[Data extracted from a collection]
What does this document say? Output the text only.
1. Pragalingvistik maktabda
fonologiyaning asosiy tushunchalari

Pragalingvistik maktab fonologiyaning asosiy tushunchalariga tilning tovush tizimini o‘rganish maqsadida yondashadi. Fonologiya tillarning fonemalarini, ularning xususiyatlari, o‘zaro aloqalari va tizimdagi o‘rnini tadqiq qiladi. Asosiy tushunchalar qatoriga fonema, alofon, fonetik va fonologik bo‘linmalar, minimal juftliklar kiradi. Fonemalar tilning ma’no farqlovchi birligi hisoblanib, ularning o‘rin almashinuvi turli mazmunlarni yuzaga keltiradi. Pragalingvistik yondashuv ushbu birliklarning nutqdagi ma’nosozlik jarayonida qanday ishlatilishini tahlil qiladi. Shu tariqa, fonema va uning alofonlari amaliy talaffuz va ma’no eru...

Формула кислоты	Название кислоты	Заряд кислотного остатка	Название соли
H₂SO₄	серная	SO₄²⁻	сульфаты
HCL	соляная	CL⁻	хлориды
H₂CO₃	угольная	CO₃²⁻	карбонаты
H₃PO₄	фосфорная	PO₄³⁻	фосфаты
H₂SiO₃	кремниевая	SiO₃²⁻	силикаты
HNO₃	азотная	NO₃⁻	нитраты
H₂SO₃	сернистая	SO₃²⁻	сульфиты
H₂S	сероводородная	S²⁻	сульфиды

Goal of the exercise:
Return the full listing, character for character.

Response to this task:
What does this document say? Output the text only.
1. Pragalingvistik maktabda
fonologiyaning asosiy tushunchalari

Pragalingvistik maktab fonologiyaning asosiy tushunchalariga tilning tovush tizimini o‘rganish maqsadida yondashadi. Fonologiya tillarning fonemalarini, ularning xususiyatlari, o‘zaro aloqalari va tizimdagi o‘rnini tadqiq qiladi. Asosiy tushunchalar qatoriga fonema, alofon, fonetik va fonologik bo‘linmalar, minimal juftliklar kiradi. Fonemalar tilning ma’no farqlovchi birligi hisoblanib, ularning o‘rin almashinuvi turli mazmunlarni yuzaga keltiradi. Pragalingvistik yondashuv ushbu birliklarning nutqdagi ma’nosozlik jarayonida qanday ishlatilishini tahlil qiladi. Shu tariqa, fonema va uning alofonlari amaliy talaffuz va ma’no eru...

Формула кислоты	Название кислоты	Заряд кислотного остатка	Название соли
H₂SO₄	серная	SO₄²⁻	сульфаты
HCL	соляная	CL⁻	хлориды
H₂CO₃	угольная	CO₃²⁻	карбонаты
H₃PO₄	фосфорная	PO₄³⁻	фосфаты
H₂SiO₃	кремниевая	SiO₃²⁻	силикаты
HNO₃	азотная	NO₃⁻	нитраты
H₂SO₃	сернистая	SO₃²⁻	сульфиты
H₂S	сероводородная	S²⁻	сульфиды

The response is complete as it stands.